Write out the entire listing below exactly, with the pictures left out.

◆ **Exercise inputs**
::::::

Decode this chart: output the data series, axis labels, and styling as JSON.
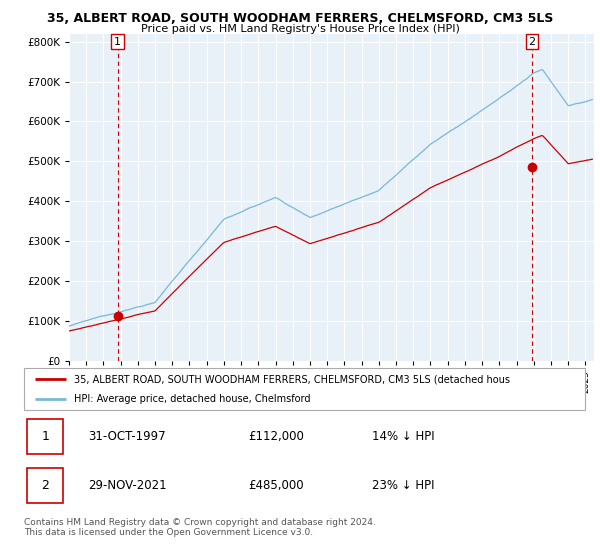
{
  "title": "35, ALBERT ROAD, SOUTH WOODHAM FERRERS, CHELMSFORD, CM3 5LS",
  "subtitle": "Price paid vs. HM Land Registry's House Price Index (HPI)",
  "ylim": [
    0,
    800000
  ],
  "yticks": [
    0,
    100000,
    200000,
    300000,
    400000,
    500000,
    600000,
    700000,
    800000
  ],
  "ytick_labels": [
    "£0",
    "£100K",
    "£200K",
    "£300K",
    "£400K",
    "£500K",
    "£600K",
    "£700K",
    "£800K"
  ],
  "hpi_color": "#7ab8d8",
  "price_color": "#cc0000",
  "marker_color": "#cc0000",
  "dashed_color": "#cc0000",
  "background_color": "#ffffff",
  "chart_bg_color": "#e8f0f8",
  "legend_label_price": "35, ALBERT ROAD, SOUTH WOODHAM FERRERS, CHELMSFORD, CM3 5LS (detached hous",
  "legend_label_hpi": "HPI: Average price, detached house, Chelmsford",
  "transaction1_date": "31-OCT-1997",
  "transaction1_price": "£112,000",
  "transaction1_hpi": "14% ↓ HPI",
  "transaction2_date": "29-NOV-2021",
  "transaction2_price": "£485,000",
  "transaction2_hpi": "23% ↓ HPI",
  "footer": "Contains HM Land Registry data © Crown copyright and database right 2024.\nThis data is licensed under the Open Government Licence v3.0.",
  "transaction1_year": 1997.83,
  "transaction1_value": 112000,
  "transaction2_year": 2021.9,
  "transaction2_value": 485000,
  "xmin": 1995,
  "xmax": 2025.5
}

::::::

◆ **Task answer**
Decode this chart: output the data series, axis labels, and styling as JSON.
{
  "title": "35, ALBERT ROAD, SOUTH WOODHAM FERRERS, CHELMSFORD, CM3 5LS",
  "subtitle": "Price paid vs. HM Land Registry's House Price Index (HPI)",
  "ylim": [
    0,
    800000
  ],
  "yticks": [
    0,
    100000,
    200000,
    300000,
    400000,
    500000,
    600000,
    700000,
    800000
  ],
  "ytick_labels": [
    "£0",
    "£100K",
    "£200K",
    "£300K",
    "£400K",
    "£500K",
    "£600K",
    "£700K",
    "£800K"
  ],
  "hpi_color": "#7ab8d8",
  "price_color": "#cc0000",
  "marker_color": "#cc0000",
  "dashed_color": "#cc0000",
  "background_color": "#ffffff",
  "chart_bg_color": "#e8f0f8",
  "legend_label_price": "35, ALBERT ROAD, SOUTH WOODHAM FERRERS, CHELMSFORD, CM3 5LS (detached hous",
  "legend_label_hpi": "HPI: Average price, detached house, Chelmsford",
  "transaction1_date": "31-OCT-1997",
  "transaction1_price": "£112,000",
  "transaction1_hpi": "14% ↓ HPI",
  "transaction2_date": "29-NOV-2021",
  "transaction2_price": "£485,000",
  "transaction2_hpi": "23% ↓ HPI",
  "footer": "Contains HM Land Registry data © Crown copyright and database right 2024.\nThis data is licensed under the Open Government Licence v3.0.",
  "transaction1_year": 1997.83,
  "transaction1_value": 112000,
  "transaction2_year": 2021.9,
  "transaction2_value": 485000,
  "xmin": 1995,
  "xmax": 2025.5
}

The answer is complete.